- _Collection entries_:
^^^^^^^^^^^^^^^^
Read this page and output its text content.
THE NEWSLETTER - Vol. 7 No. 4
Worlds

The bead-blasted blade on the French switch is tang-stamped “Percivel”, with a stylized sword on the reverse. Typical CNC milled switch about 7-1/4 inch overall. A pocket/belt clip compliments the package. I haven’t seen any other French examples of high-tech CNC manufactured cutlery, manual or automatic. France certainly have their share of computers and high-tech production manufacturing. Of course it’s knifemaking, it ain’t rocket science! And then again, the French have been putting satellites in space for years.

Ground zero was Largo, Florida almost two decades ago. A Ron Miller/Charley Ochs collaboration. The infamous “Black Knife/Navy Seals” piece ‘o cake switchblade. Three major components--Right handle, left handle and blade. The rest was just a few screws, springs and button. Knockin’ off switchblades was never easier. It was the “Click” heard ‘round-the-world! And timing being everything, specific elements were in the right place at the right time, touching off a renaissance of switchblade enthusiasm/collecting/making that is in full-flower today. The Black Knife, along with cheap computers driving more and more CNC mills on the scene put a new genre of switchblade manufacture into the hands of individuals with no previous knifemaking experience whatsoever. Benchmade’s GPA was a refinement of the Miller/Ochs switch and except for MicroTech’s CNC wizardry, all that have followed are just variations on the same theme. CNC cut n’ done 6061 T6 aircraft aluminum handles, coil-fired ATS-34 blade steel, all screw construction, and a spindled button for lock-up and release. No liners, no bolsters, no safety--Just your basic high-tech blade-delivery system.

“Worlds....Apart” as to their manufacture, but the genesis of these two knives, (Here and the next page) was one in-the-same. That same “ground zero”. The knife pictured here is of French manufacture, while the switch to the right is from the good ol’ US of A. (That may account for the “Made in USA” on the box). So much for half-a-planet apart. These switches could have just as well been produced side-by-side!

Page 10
^^^^^^^^^^^^^^^^
- _Work order_: Each record above should be returned exactly as it appears.

- _Output below_:
Read this page and output its text content.
THE NEWSLETTER - Vol. 7 No. 4
Worlds

The bead-blasted blade on the French switch is tang-stamped “Percivel”, with a stylized sword on the reverse. Typical CNC milled switch about 7-1/4 inch overall. A pocket/belt clip compliments the package. I haven’t seen any other French examples of high-tech CNC manufactured cutlery, manual or automatic. France certainly have their share of computers and high-tech production manufacturing. Of course it’s knifemaking, it ain’t rocket science! And then again, the French have been putting satellites in space for years.

Ground zero was Largo, Florida almost two decades ago. A Ron Miller/Charley Ochs collaboration. The infamous “Black Knife/Navy Seals” piece ‘o cake switchblade. Three major components--Right handle, left handle and blade. The rest was just a few screws, springs and button. Knockin’ off switchblades was never easier. It was the “Click” heard ‘round-the-world! And timing being everything, specific elements were in the right place at the right time, touching off a renaissance of switchblade enthusiasm/collecting/making that is in full-flower today. The Black Knife, along with cheap computers driving more and more CNC mills on the scene put a new genre of switchblade manufacture into the hands of individuals with no previous knifemaking experience whatsoever. Benchmade’s GPA was a refinement of the Miller/Ochs switch and except for MicroTech’s CNC wizardry, all that have followed are just variations on the same theme. CNC cut n’ done 6061 T6 aircraft aluminum handles, coil-fired ATS-34 blade steel, all screw construction, and a spindled button for lock-up and release. No liners, no bolsters, no safety--Just your basic high-tech blade-delivery system.

“Worlds....Apart” as to their manufacture, but the genesis of these two knives, (Here and the next page) was one in-the-same. That same “ground zero”. The knife pictured here is of French manufacture, while the switch to the right is from the good ol’ US of A. (That may account for the “Made in USA” on the box). So much for half-a-planet apart. These switches could have just as well been produced side-by-side!

Page 10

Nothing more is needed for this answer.